* What you need to do:
Determine how many lines in the records below contain the string "size", and give only that number.

**** Material provided ****

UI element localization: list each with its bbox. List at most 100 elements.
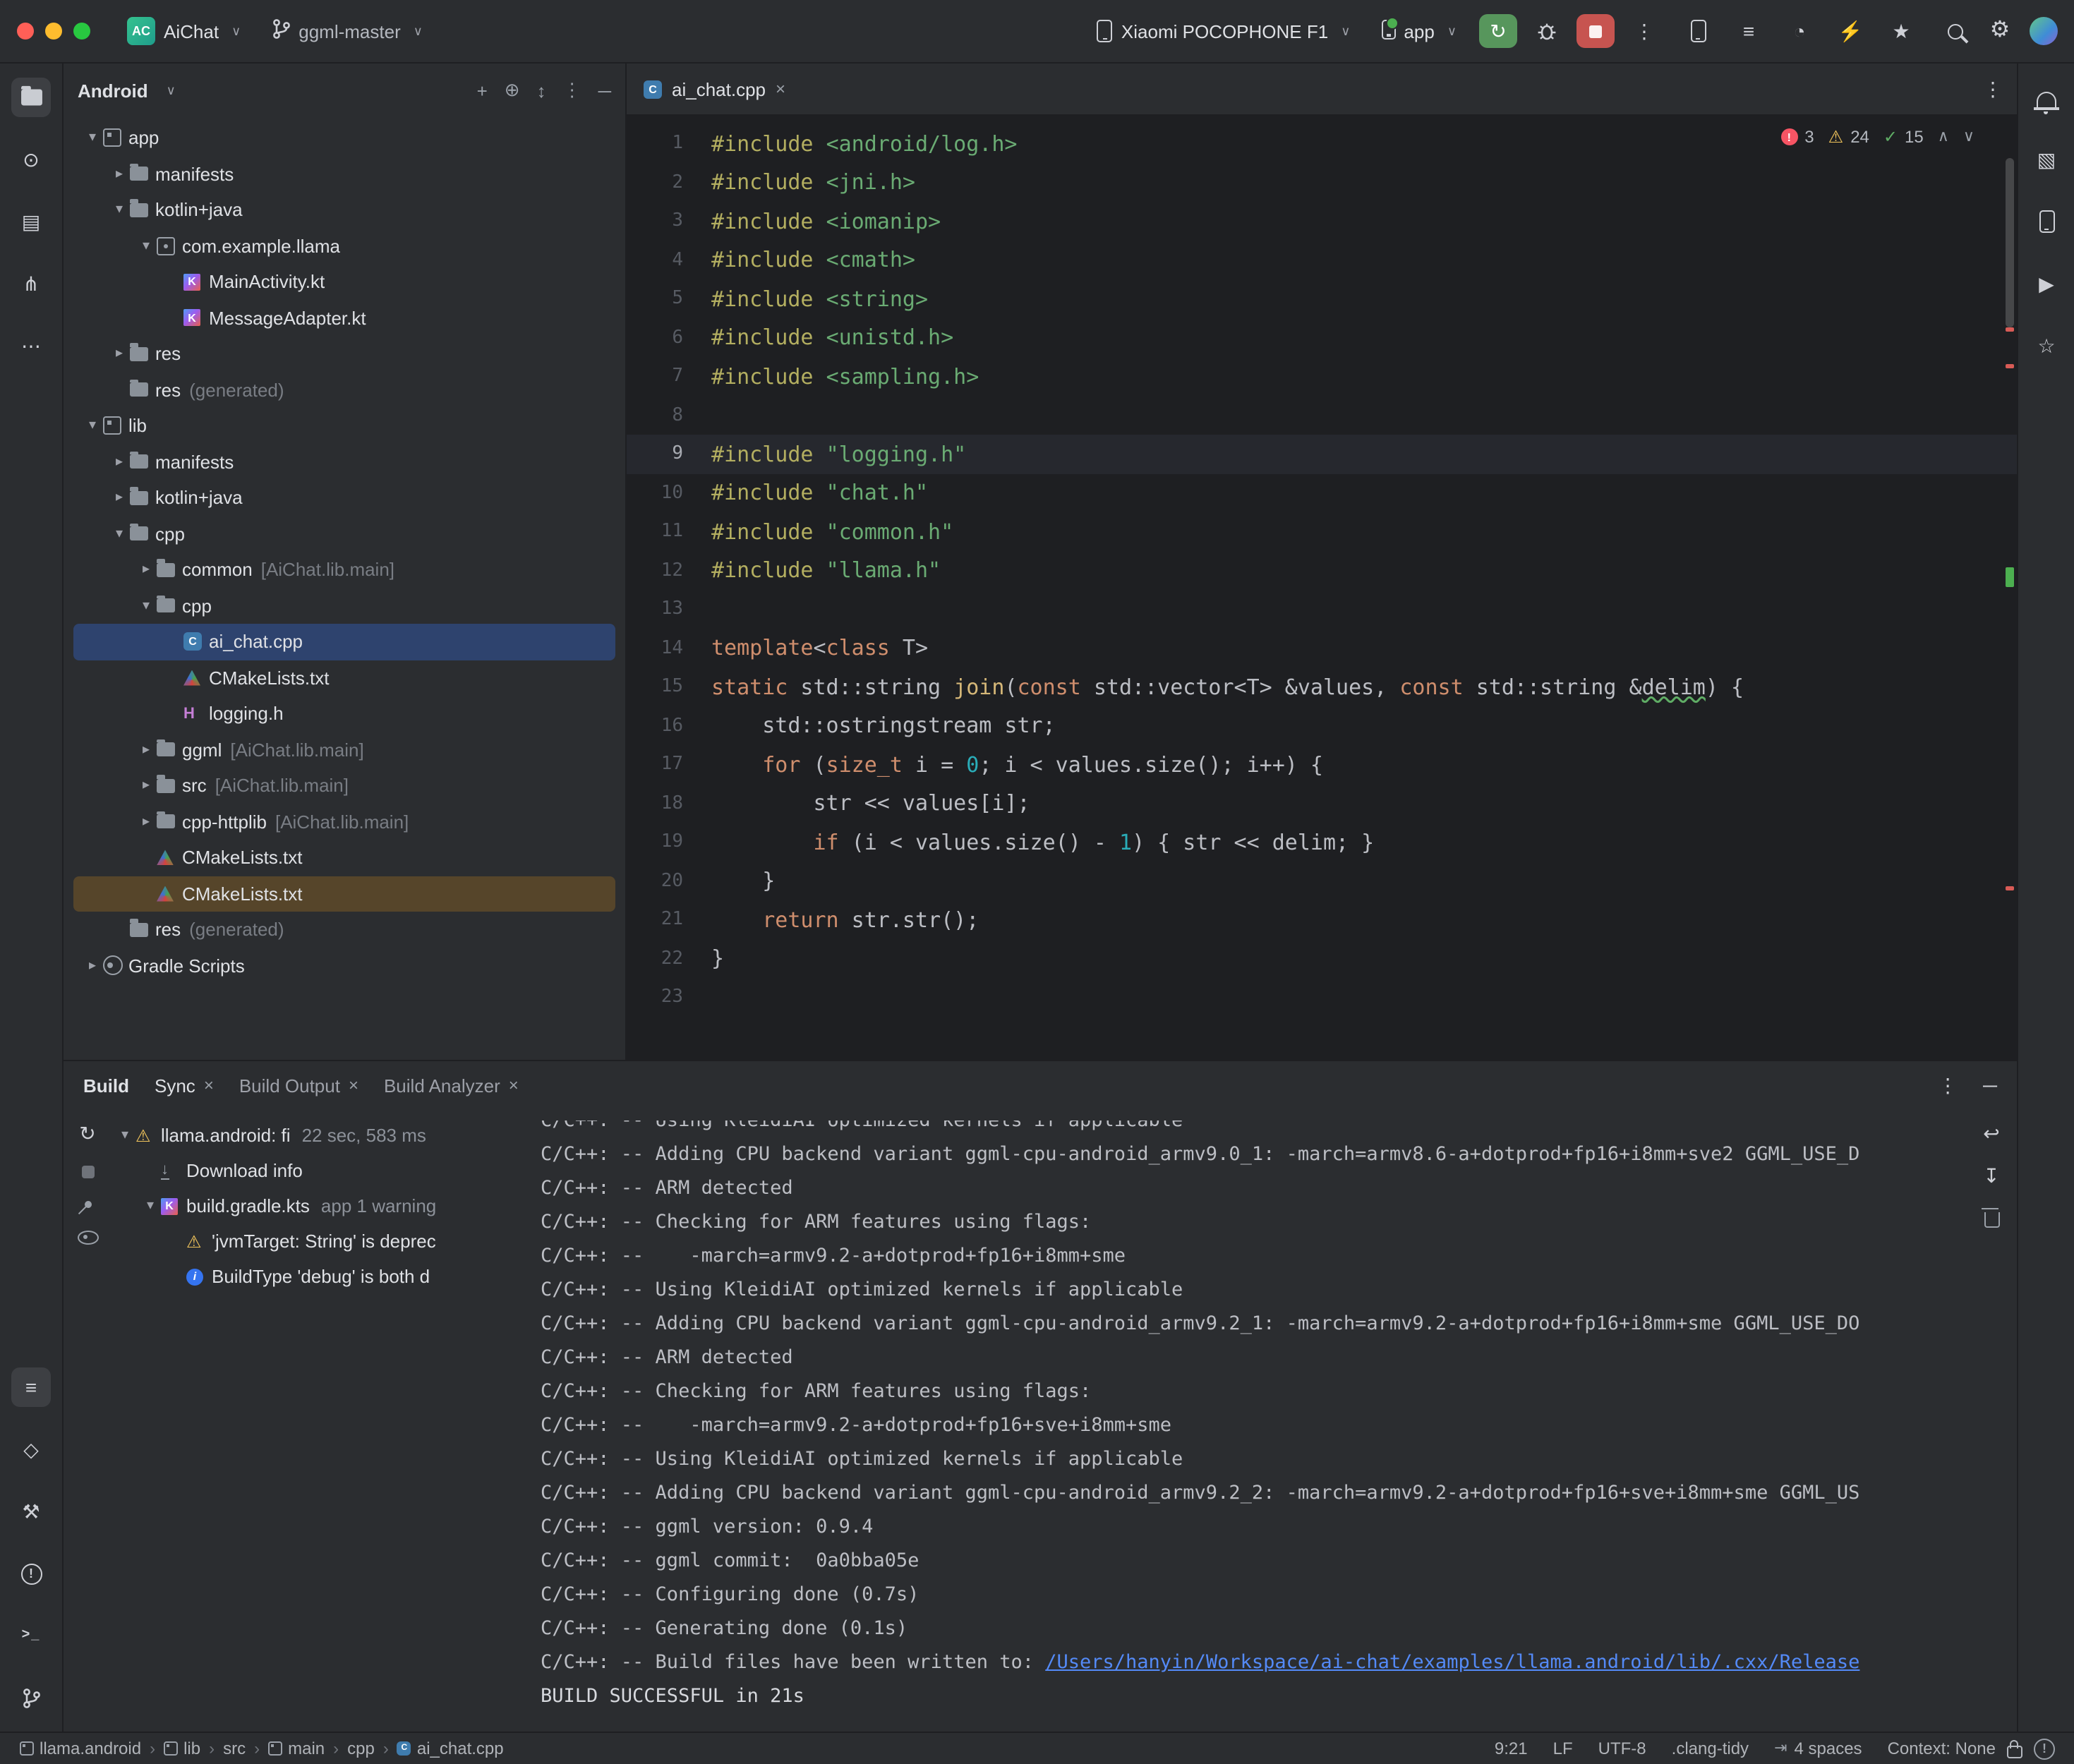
tool-strip-structure[interactable]: ▤ (11, 202, 51, 241)
tool-strip-pull-requests[interactable]: ⋔ (11, 264, 51, 303)
prev-problem-button[interactable]: ∧ (1938, 129, 1949, 145)
project-tree-item[interactable]: ▸src[AiChat.lib.main] (73, 768, 615, 804)
stop-sync-button[interactable] (81, 1166, 94, 1178)
rerun-sync-button[interactable]: ↻ (79, 1123, 95, 1143)
build-tab-build-analyzer[interactable]: Build Analyzer× (384, 1075, 519, 1096)
hide-panel-button[interactable]: ─ (598, 80, 611, 101)
breadcrumb-item[interactable]: Cai_chat.cpp (397, 1739, 504, 1758)
code-line[interactable]: 5#include <string> (627, 279, 2017, 318)
clear-console-button[interactable] (1984, 1212, 1999, 1228)
scroll-to-end-button[interactable]: ↧ (1983, 1166, 1999, 1185)
tool-strip-problems[interactable]: ! (11, 1554, 51, 1593)
editor-tab[interactable]: C ai_chat.cpp × (627, 64, 802, 114)
tree-chevron-icon[interactable]: ▸ (135, 778, 157, 794)
error-stripe-mark[interactable] (2006, 327, 2014, 332)
tool-strip-gradle[interactable]: ▧ (2027, 140, 2066, 179)
code-line[interactable]: 11#include "common.h" (627, 512, 2017, 551)
project-selector[interactable]: AC AiChat ∨ (119, 13, 249, 49)
project-tree-item[interactable]: CMakeLists.txt (73, 840, 615, 876)
highlighting-level-icon[interactable]: ! (2034, 1738, 2055, 1759)
tool-strip-device-explorer[interactable] (2027, 202, 2066, 241)
energy-button[interactable]: ⚡ (1835, 16, 1866, 47)
project-tree-item[interactable]: Hlogging.h (73, 696, 615, 732)
breadcrumb-item[interactable]: llama.android (20, 1739, 141, 1758)
sync-tree-item[interactable]: ⚠'jvmTarget: String' is deprec (111, 1224, 524, 1259)
console-file-link[interactable]: /Users/hanyin/Workspace/ai-chat/examples… (1045, 1651, 1859, 1674)
sync-tree-item[interactable]: ▾⚠llama.android: fi22 sec, 583 ms (111, 1118, 524, 1153)
project-view-selector[interactable]: Android (78, 80, 148, 101)
tool-strip-logcat[interactable]: ≡ (11, 1367, 51, 1407)
project-tree-item[interactable]: ▸common[AiChat.lib.main] (73, 552, 615, 588)
logcat-button[interactable]: ≡ (1733, 16, 1764, 47)
tool-strip-running-devices[interactable]: ▶ (2027, 264, 2066, 303)
tool-strip-version-control[interactable] (11, 1678, 51, 1717)
tool-strip-assistant[interactable]: ☆ (2027, 326, 2066, 366)
project-tree-item[interactable]: KMainActivity.kt (73, 264, 615, 300)
project-tree-item[interactable]: ▸manifests (73, 156, 615, 192)
tree-chevron-icon[interactable]: ▾ (135, 238, 157, 254)
code-line[interactable]: 13 (627, 590, 2017, 629)
profile-avatar[interactable] (2030, 17, 2058, 45)
code-line[interactable]: 9#include "logging.h" (627, 435, 2017, 473)
close-tab-icon[interactable]: × (776, 79, 785, 99)
project-tree-item[interactable]: ▾lib (73, 408, 615, 444)
tree-chevron-icon[interactable]: ▾ (82, 418, 103, 434)
build-tab-sync[interactable]: Sync× (155, 1075, 214, 1096)
tree-chevron-icon[interactable]: ▸ (109, 346, 130, 362)
build-console[interactable]: C/C++: -- Using KleidiAI optimized kerne… (524, 1109, 1966, 1736)
breadcrumb-item[interactable]: src (223, 1739, 246, 1758)
code-line[interactable]: 2#include <jni.h> (627, 163, 2017, 202)
project-tree-item[interactable]: ▸cpp-httplib[AiChat.lib.main] (73, 804, 615, 840)
breadcrumb-item[interactable]: cpp (347, 1739, 375, 1758)
build-panel-title[interactable]: Build (83, 1075, 129, 1096)
sync-tree-item[interactable]: iBuildType 'debug' is both d (111, 1259, 524, 1294)
tree-chevron-icon[interactable]: ▾ (109, 526, 130, 542)
tree-chevron-icon[interactable]: ▸ (82, 958, 103, 974)
zoom-window-button[interactable] (73, 23, 90, 40)
project-tree-item[interactable]: ▾app (73, 120, 615, 156)
status-widget[interactable]: ⇥4 spaces (1774, 1739, 1862, 1758)
expand-collapse-button[interactable]: ↕ (537, 80, 546, 101)
code-line[interactable]: 21 return str.str(); (627, 900, 2017, 939)
project-tree-item[interactable]: ▾com.example.llama (73, 228, 615, 264)
editor-scrollbar[interactable] (2003, 116, 2017, 1060)
project-tree-item[interactable]: res(generated) (73, 912, 615, 948)
rerun-button[interactable]: ↻ (1479, 14, 1517, 48)
close-tab-icon[interactable]: × (509, 1075, 519, 1095)
code-line[interactable]: 12#include "llama.h" (627, 551, 2017, 590)
more-run-options-button[interactable]: ⋮ (1629, 16, 1660, 47)
sync-tree-item[interactable]: ↓Download info (111, 1153, 524, 1188)
tree-chevron-icon[interactable]: ▸ (135, 562, 157, 578)
breadcrumb-item[interactable]: main (268, 1739, 325, 1758)
code-line[interactable]: 19 if (i < values.size() - 1) { str << d… (627, 823, 2017, 862)
code-line[interactable]: 23 (627, 978, 2017, 1017)
tree-chevron-icon[interactable]: ▸ (109, 490, 130, 506)
close-tab-icon[interactable]: × (349, 1075, 358, 1095)
editor-options-button[interactable]: ⋮ (1983, 79, 2003, 99)
settings-button[interactable]: ⚙ (1984, 16, 2015, 47)
search-everywhere-button[interactable] (1939, 16, 1970, 47)
tree-chevron-icon[interactable]: ▾ (82, 131, 103, 146)
minimize-window-button[interactable] (45, 23, 62, 40)
code-line[interactable]: 17 for (size_t i = 0; i < values.size();… (627, 745, 2017, 784)
tool-strip-build-variants[interactable]: ◇ (11, 1430, 51, 1469)
tree-chevron-icon[interactable]: ▸ (135, 742, 157, 758)
project-tree-item[interactable]: ▸Gradle Scripts (73, 948, 615, 984)
run-configuration-selector[interactable]: app ∨ (1373, 15, 1465, 47)
build-options-button[interactable]: ⋮ (1938, 1075, 1958, 1095)
filter-view-icon[interactable] (77, 1231, 98, 1245)
tool-strip-more-tool-windows[interactable]: ⋯ (11, 326, 51, 366)
project-tree-item[interactable]: CMakeLists.txt (73, 660, 615, 696)
gemini-button[interactable]: ★ (1886, 16, 1917, 47)
tool-strip-project[interactable] (11, 78, 51, 117)
project-tree-item[interactable]: ▾cpp (73, 516, 615, 552)
code-line[interactable]: 18 str << values[i]; (627, 784, 2017, 823)
breadcrumb-item[interactable]: lib (164, 1739, 200, 1758)
hide-build-panel-button[interactable]: ─ (1983, 1075, 1997, 1095)
code-line[interactable]: 4#include <cmath> (627, 241, 2017, 279)
tool-strip-commit[interactable]: ⊙ (11, 140, 51, 179)
scrollbar-thumb[interactable] (2006, 158, 2014, 327)
tree-chevron-icon[interactable]: ▾ (135, 598, 157, 614)
stop-button[interactable] (1576, 14, 1615, 48)
project-tree-item[interactable]: CMakeLists.txt (73, 876, 615, 912)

****

* Output of the task:
2